Problem statement
What follows is a set of entries. Give them again exactly, without the pictures.

Listed records
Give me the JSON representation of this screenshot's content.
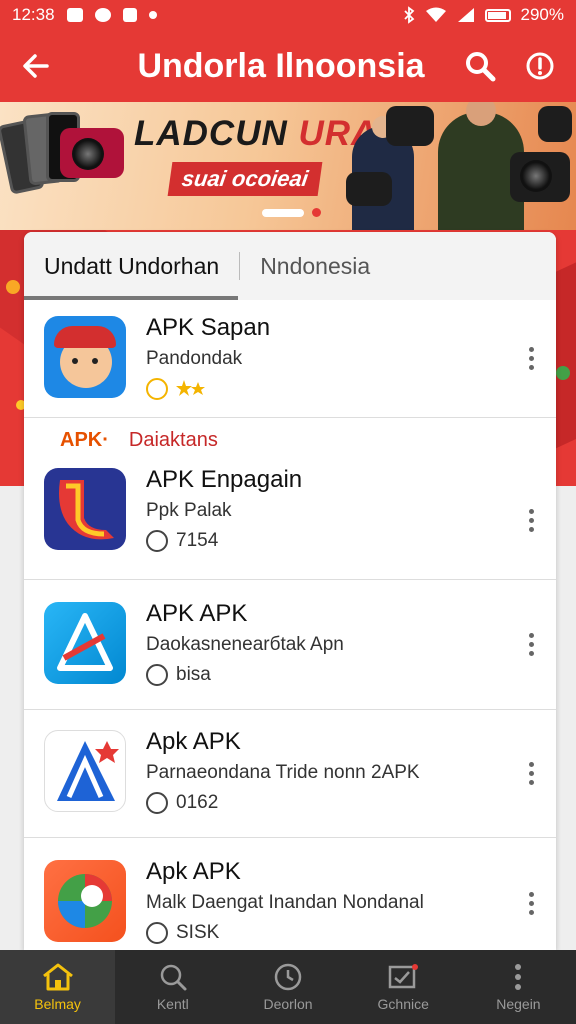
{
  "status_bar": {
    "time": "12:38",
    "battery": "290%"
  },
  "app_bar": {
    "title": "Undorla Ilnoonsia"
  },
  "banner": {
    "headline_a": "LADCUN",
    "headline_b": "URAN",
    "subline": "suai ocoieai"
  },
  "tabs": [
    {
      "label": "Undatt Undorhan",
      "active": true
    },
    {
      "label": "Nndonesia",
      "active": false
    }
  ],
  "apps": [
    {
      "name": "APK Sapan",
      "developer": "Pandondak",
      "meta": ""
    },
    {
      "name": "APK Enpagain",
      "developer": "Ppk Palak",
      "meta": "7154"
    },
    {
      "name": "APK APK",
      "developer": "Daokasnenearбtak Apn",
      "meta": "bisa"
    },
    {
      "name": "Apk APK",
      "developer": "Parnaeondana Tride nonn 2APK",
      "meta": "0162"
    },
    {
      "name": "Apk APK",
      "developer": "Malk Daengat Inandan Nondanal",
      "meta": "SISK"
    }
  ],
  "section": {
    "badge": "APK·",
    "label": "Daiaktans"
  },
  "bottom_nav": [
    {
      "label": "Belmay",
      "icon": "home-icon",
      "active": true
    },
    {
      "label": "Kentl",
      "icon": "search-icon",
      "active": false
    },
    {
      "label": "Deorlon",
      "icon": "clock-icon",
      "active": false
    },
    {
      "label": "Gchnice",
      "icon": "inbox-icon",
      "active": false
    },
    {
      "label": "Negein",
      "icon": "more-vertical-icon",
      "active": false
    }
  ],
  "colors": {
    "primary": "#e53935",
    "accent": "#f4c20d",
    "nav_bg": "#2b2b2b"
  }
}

Answer to the task
Give me the JSON representation of this screenshot's content.
{
  "status_bar": {
    "time": "12:38",
    "battery": "290%"
  },
  "app_bar": {
    "title": "Undorla Ilnoonsia"
  },
  "banner": {
    "headline_a": "LADCUN",
    "headline_b": "URAN",
    "subline": "suai ocoieai"
  },
  "tabs": [
    {
      "label": "Undatt Undorhan",
      "active": true
    },
    {
      "label": "Nndonesia",
      "active": false
    }
  ],
  "apps": [
    {
      "name": "APK Sapan",
      "developer": "Pandondak",
      "meta": ""
    },
    {
      "name": "APK Enpagain",
      "developer": "Ppk Palak",
      "meta": "7154"
    },
    {
      "name": "APK APK",
      "developer": "Daokasnenearбtak Apn",
      "meta": "bisa"
    },
    {
      "name": "Apk APK",
      "developer": "Parnaeondana Tride nonn 2APK",
      "meta": "0162"
    },
    {
      "name": "Apk APK",
      "developer": "Malk Daengat Inandan Nondanal",
      "meta": "SISK"
    }
  ],
  "section": {
    "badge": "APK·",
    "label": "Daiaktans"
  },
  "bottom_nav": [
    {
      "label": "Belmay",
      "icon": "home-icon",
      "active": true
    },
    {
      "label": "Kentl",
      "icon": "search-icon",
      "active": false
    },
    {
      "label": "Deorlon",
      "icon": "clock-icon",
      "active": false
    },
    {
      "label": "Gchnice",
      "icon": "inbox-icon",
      "active": false
    },
    {
      "label": "Negein",
      "icon": "more-vertical-icon",
      "active": false
    }
  ],
  "colors": {
    "primary": "#e53935",
    "accent": "#f4c20d",
    "nav_bg": "#2b2b2b"
  }
}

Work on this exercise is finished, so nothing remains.